• **WHAT THIS TASK INVOLVES**
From the listing below, pull out the lines that hold "Customer".

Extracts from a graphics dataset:
▬▬▬

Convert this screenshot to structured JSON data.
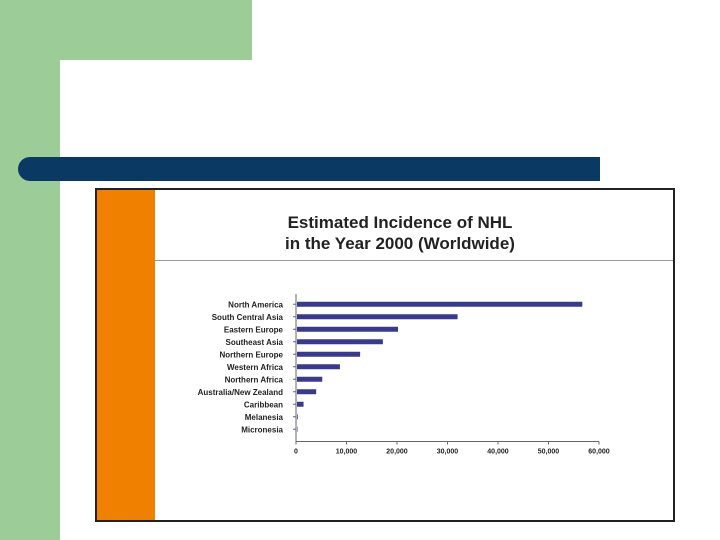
{
  "slide": {
    "colors": {
      "accent_green": "#9ccc98",
      "title_bar": "#0a3a64",
      "accent_orange": "#f08000",
      "bar": "#3a3a8c"
    }
  },
  "chart_data": {
    "type": "bar",
    "orientation": "horizontal",
    "title": "Estimated Incidence of NHL in the Year 2000 (Worldwide)",
    "title_lines": [
      "Estimated Incidence of NHL",
      "in the Year 2000 (Worldwide)"
    ],
    "categories": [
      "North America",
      "South Central Asia",
      "Eastern Europe",
      "Southeast Asia",
      "Northern Europe",
      "Western Africa",
      "Northern Africa",
      "Australia/New Zealand",
      "Caribbean",
      "Melanesia",
      "Micronesia"
    ],
    "values": [
      56500,
      31800,
      20000,
      17000,
      12500,
      8500,
      5000,
      3800,
      1300,
      150,
      50
    ],
    "xlim": [
      0,
      60000
    ],
    "xticks": [
      0,
      10000,
      20000,
      30000,
      40000,
      50000,
      60000
    ],
    "xtick_labels": [
      "0",
      "10,000",
      "20,000",
      "30,000",
      "40,000",
      "50,000",
      "60,000"
    ],
    "xlabel": "",
    "ylabel": ""
  }
}
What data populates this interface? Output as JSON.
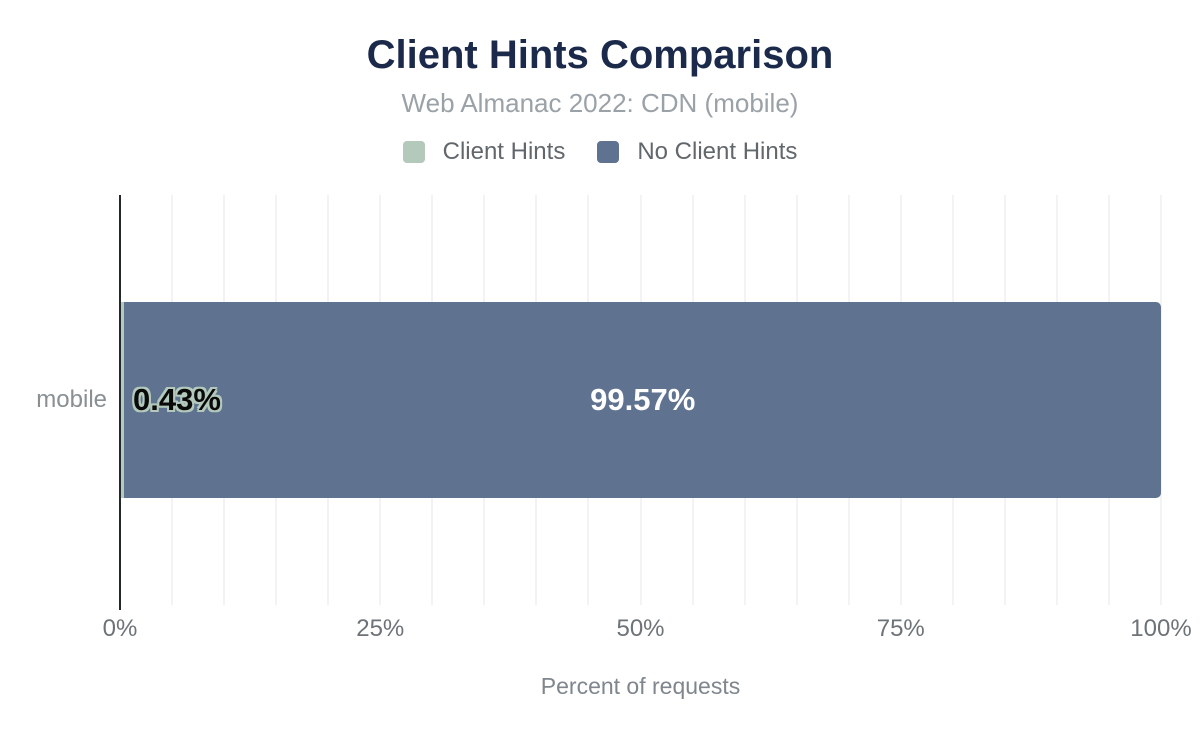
{
  "chart": {
    "title": "Client Hints Comparison",
    "subtitle": "Web Almanac 2022: CDN (mobile)",
    "legend": [
      {
        "label": "Client Hints",
        "color": "#b3c9bc"
      },
      {
        "label": "No Client Hints",
        "color": "#5f7390"
      }
    ],
    "category_label": "mobile",
    "bars": [
      {
        "name": "Client Hints",
        "value": 0.43,
        "label": "0.43%",
        "color": "#b3c9bc"
      },
      {
        "name": "No Client Hints",
        "value": 99.57,
        "label": "99.57%",
        "color": "#5f7390"
      }
    ],
    "xticks": [
      "0%",
      "25%",
      "50%",
      "75%",
      "100%"
    ],
    "xlabel": "Percent of requests"
  },
  "chart_data": {
    "type": "bar",
    "orientation": "horizontal",
    "stacked": true,
    "title": "Client Hints Comparison",
    "subtitle": "Web Almanac 2022: CDN (mobile)",
    "categories": [
      "mobile"
    ],
    "series": [
      {
        "name": "Client Hints",
        "values": [
          0.43
        ],
        "color": "#b3c9bc"
      },
      {
        "name": "No Client Hints",
        "values": [
          99.57
        ],
        "color": "#5f7390"
      }
    ],
    "data_labels": [
      "0.43%",
      "99.57%"
    ],
    "xlabel": "Percent of requests",
    "ylabel": "",
    "xlim": [
      0,
      100
    ],
    "xticks": [
      0,
      25,
      50,
      75,
      100
    ],
    "grid": "vertical gridlines every 5%",
    "legend_position": "top-center"
  }
}
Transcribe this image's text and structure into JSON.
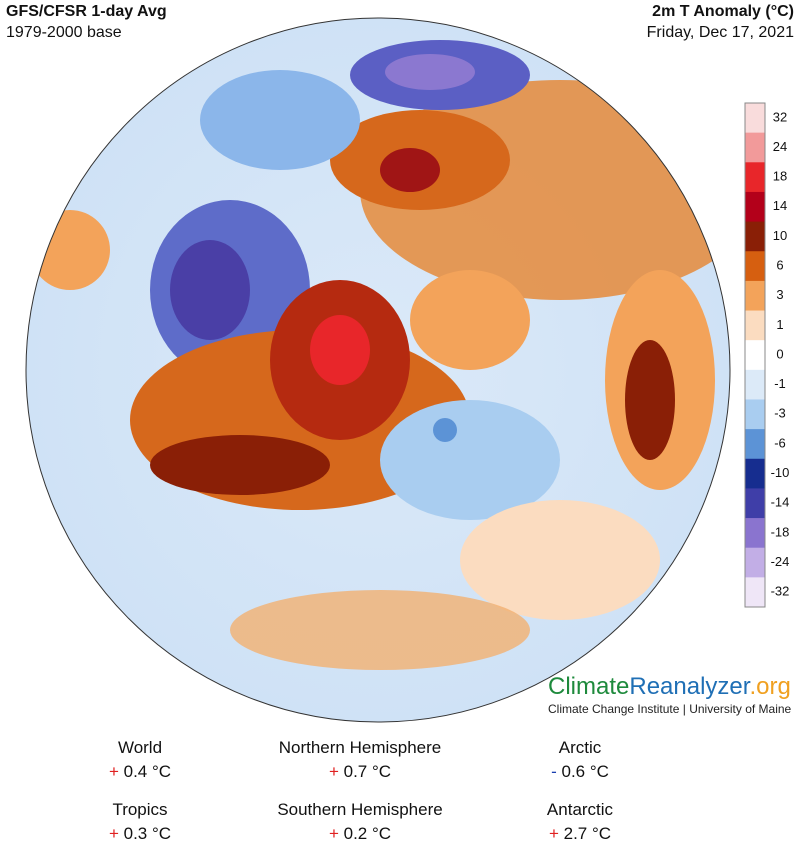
{
  "header": {
    "left_title": "GFS/CFSR 1-day Avg",
    "left_subtitle": "1979-2000 base",
    "right_title": "2m T Anomaly (°C)",
    "right_subtitle": "Friday, Dec 17, 2021"
  },
  "colorbar": {
    "labels": [
      "32",
      "24",
      "18",
      "14",
      "10",
      "6",
      "3",
      "1",
      "0",
      "-1",
      "-3",
      "-6",
      "-10",
      "-14",
      "-18",
      "-24",
      "-32"
    ],
    "colors": [
      "#f9dcdc",
      "#f29a9a",
      "#e8262a",
      "#b3001a",
      "#8a1f06",
      "#d65f10",
      "#f3a35a",
      "#fbdcc0",
      "#ffffff",
      "#dceaf8",
      "#a9cdf0",
      "#5c93d6",
      "#162d8f",
      "#3f3ea8",
      "#8a74cf",
      "#c2aee6",
      "#efe6f7"
    ]
  },
  "branding": {
    "name_parts": [
      "Climate",
      "Reanalyzer",
      ".org"
    ],
    "name_colors": [
      "#1e8a3c",
      "#1f6fb5",
      "#f0a020"
    ],
    "tagline": "Climate Change Institute | University of Maine"
  },
  "stats": [
    {
      "region": "World",
      "sign": "+",
      "value": "0.4 °C",
      "sign_color": "#e02020"
    },
    {
      "region": "Northern Hemisphere",
      "sign": "+",
      "value": "0.7 °C",
      "sign_color": "#e02020"
    },
    {
      "region": "Arctic",
      "sign": "-",
      "value": "0.6 °C",
      "sign_color": "#1a3fb0"
    },
    {
      "region": "Tropics",
      "sign": "+",
      "value": "0.3 °C",
      "sign_color": "#e02020"
    },
    {
      "region": "Southern Hemisphere",
      "sign": "+",
      "value": "0.2 °C",
      "sign_color": "#e02020"
    },
    {
      "region": "Antarctic",
      "sign": "+",
      "value": "2.7 °C",
      "sign_color": "#e02020"
    }
  ]
}
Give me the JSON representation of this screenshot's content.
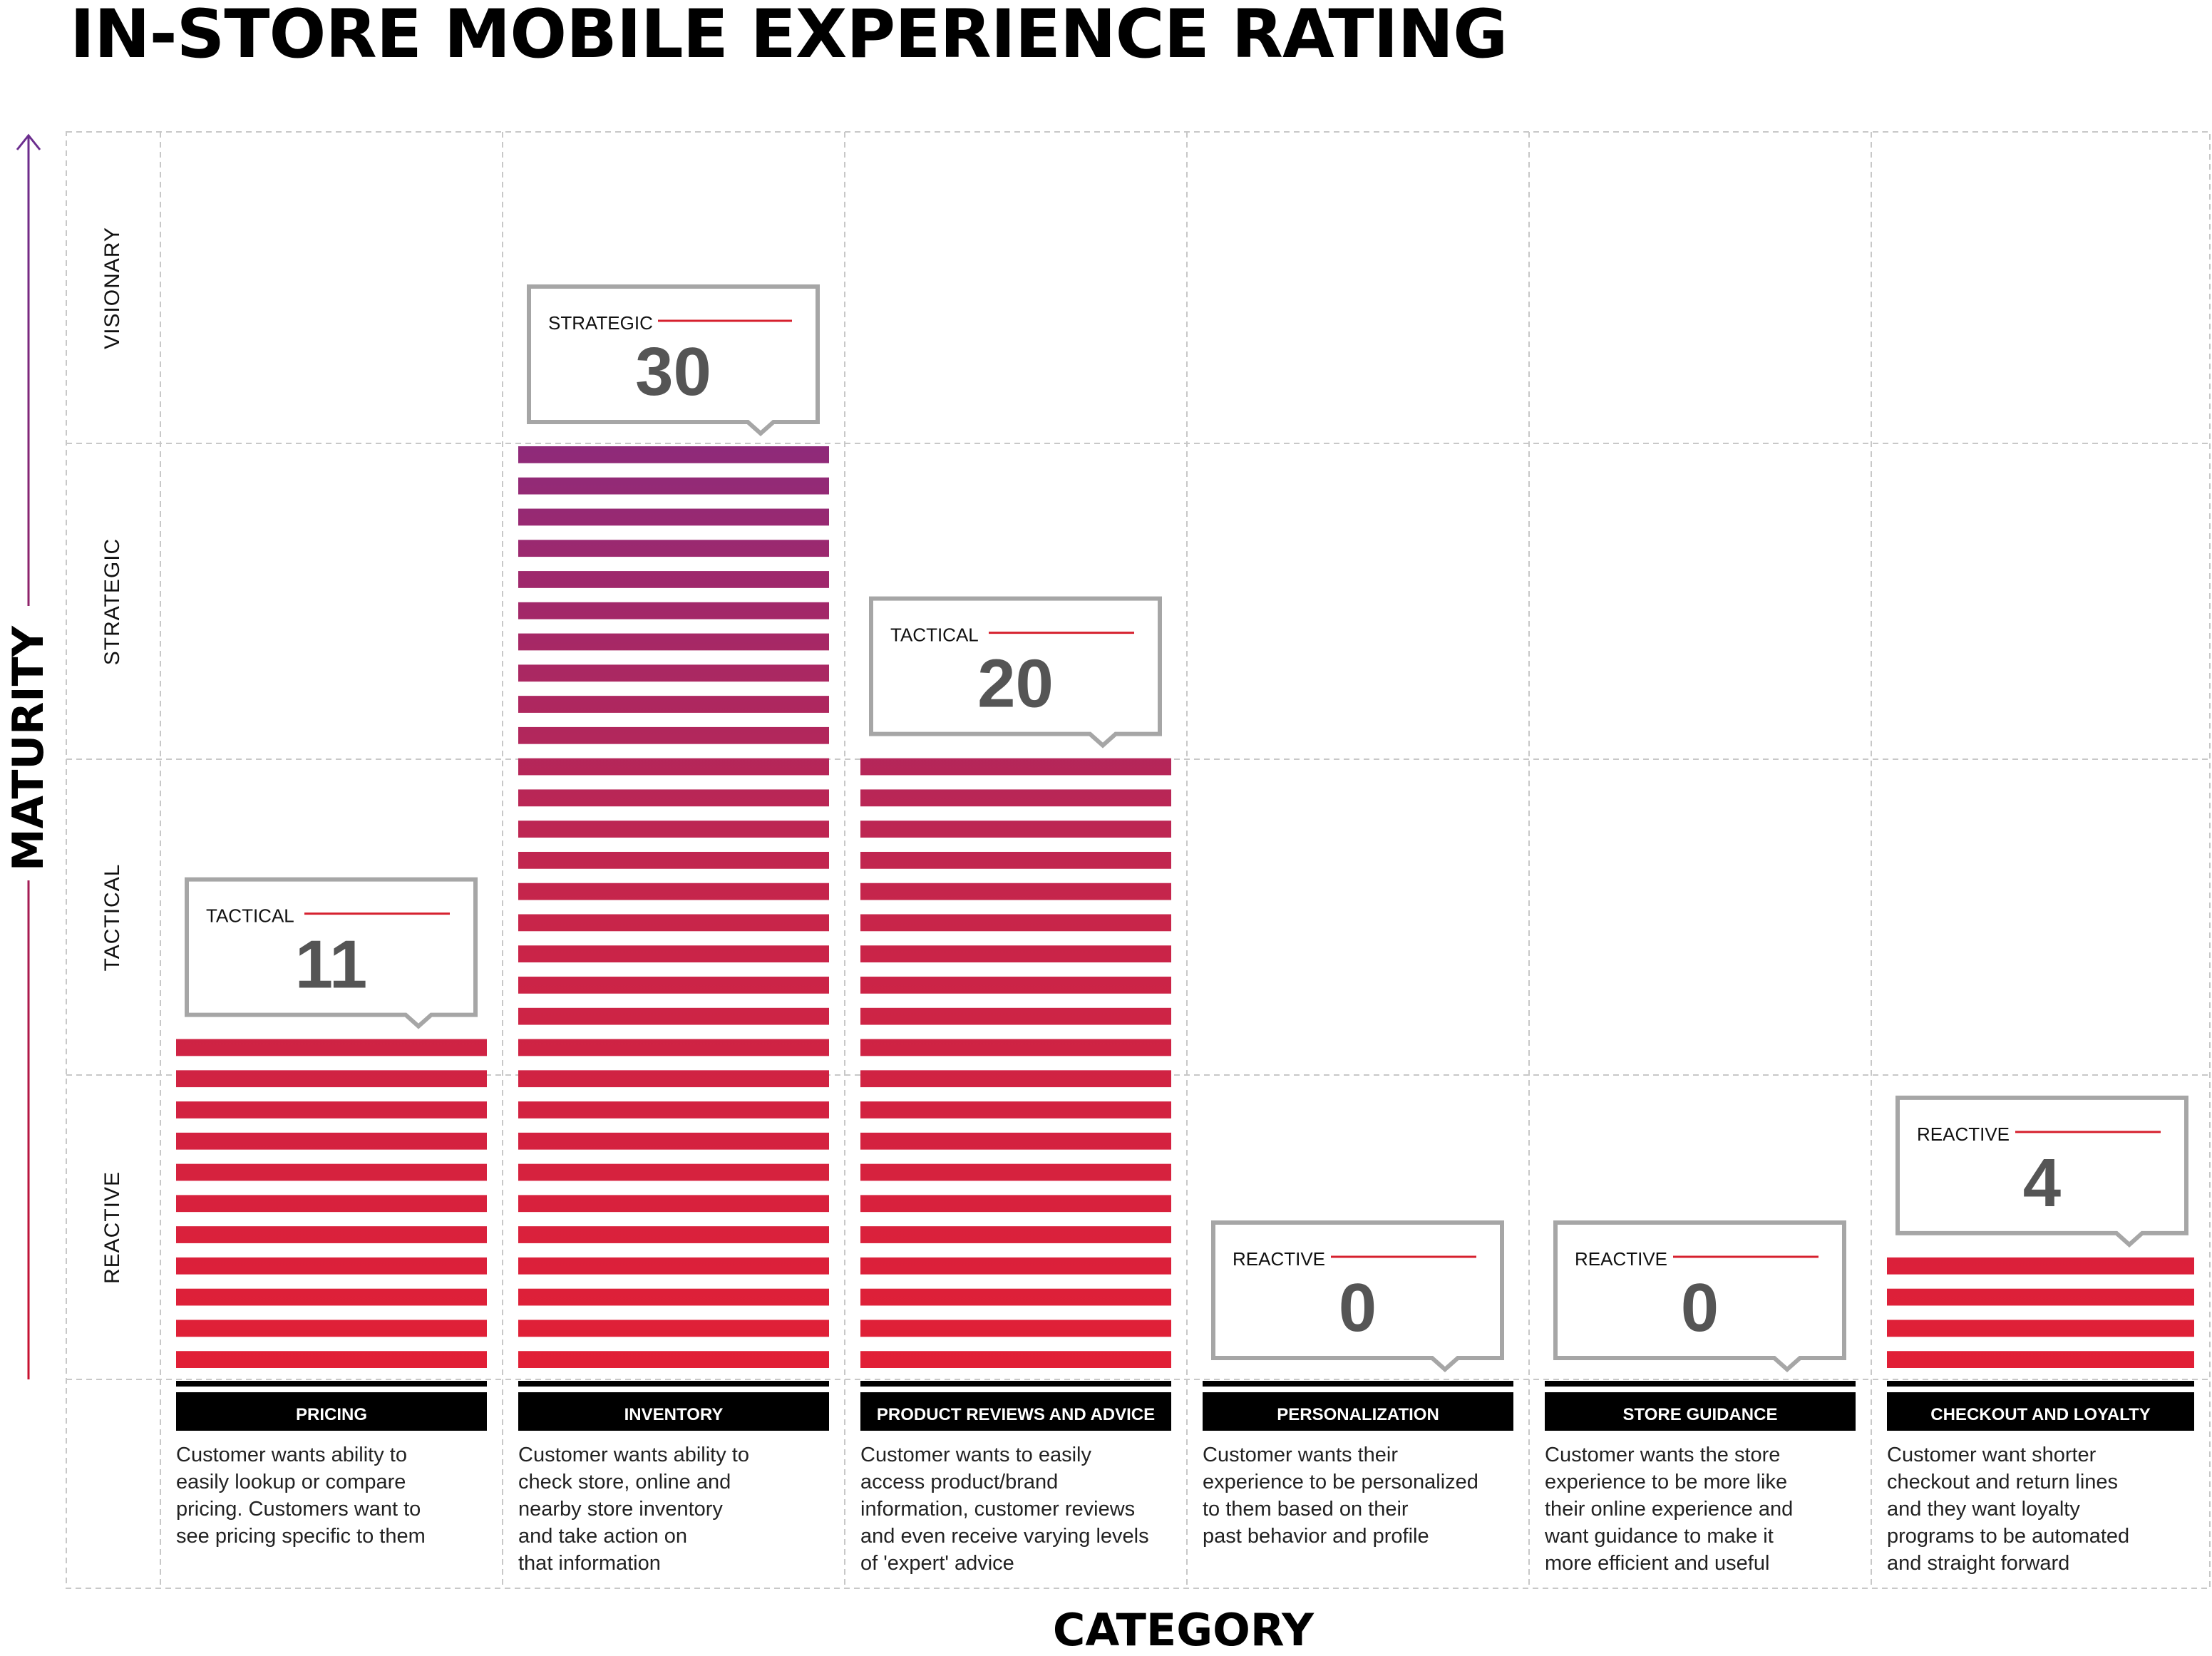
{
  "title": "IN-STORE MOBILE EXPERIENCE RATING",
  "y_axis_label": "MATURITY",
  "x_axis_label": "CATEGORY",
  "levels": [
    "REACTIVE",
    "TACTICAL",
    "STRATEGIC",
    "VISIONARY"
  ],
  "colors": {
    "reactive_red": "#e21f35",
    "strategic_purple": "#8e2a7a",
    "label_bg": "#000000",
    "callout_border": "#a6a6a6",
    "callout_line": "#d6202e",
    "value_text": "#555555",
    "axis_arrow_top": "#6b2d8e",
    "axis_arrow_bottom": "#c8102e"
  },
  "chart_data": {
    "type": "bar",
    "title": "IN-STORE MOBILE EXPERIENCE RATING",
    "xlabel": "CATEGORY",
    "ylabel": "MATURITY",
    "ylim": [
      0,
      40
    ],
    "y_bands": [
      "REACTIVE",
      "TACTICAL",
      "STRATEGIC",
      "VISIONARY"
    ],
    "grid": true,
    "categories": [
      "PRICING",
      "INVENTORY",
      "PRODUCT REVIEWS AND ADVICE",
      "PERSONALIZATION",
      "STORE GUIDANCE",
      "CHECKOUT AND LOYALTY"
    ],
    "values": [
      11,
      30,
      20,
      0,
      0,
      4
    ],
    "ratings": [
      "TACTICAL",
      "STRATEGIC",
      "TACTICAL",
      "REACTIVE",
      "REACTIVE",
      "REACTIVE"
    ],
    "descriptions": [
      "Customer wants ability to\neasily lookup or compare\npricing. Customers want to\nsee pricing specific to them",
      "Customer wants ability to\ncheck store, online and\nnearby store inventory\nand take action on\nthat information",
      "Customer wants to easily\naccess product/brand\ninformation, customer reviews\nand even receive varying levels\nof 'expert' advice",
      "Customer wants their\nexperience to be personalized\nto them based on their\npast behavior and profile",
      "Customer wants the store\nexperience to be more like\ntheir online experience and\nwant guidance to make it\nmore efficient and useful",
      "Customer want shorter\ncheckout and return lines\nand they want loyalty\nprograms to be automated\nand straight forward"
    ]
  }
}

▬▬▬

• **SOLUTION TO THE EXERCISE**
      "Customer wants ability to\neasily lookup or compare\npricing. Customers want to\nsee pricing specific to them",
      "Customer wants ability to\ncheck store, online and\nnearby store inventory\nand take action on\nthat information",
      "Customer wants to easily\naccess product/brand\ninformation, customer reviews\nand even receive varying levels\nof 'expert' advice",
      "Customer wants their\nexperience to be personalized\nto them based on their\npast behavior and profile",
      "Customer wants the store\nexperience to be more like\ntheir online experience and\nwant guidance to make it\nmore efficient and useful",
      "Customer want shorter\ncheckout and return lines\nand they want loyalty\nprograms to be automated\nand straight forward"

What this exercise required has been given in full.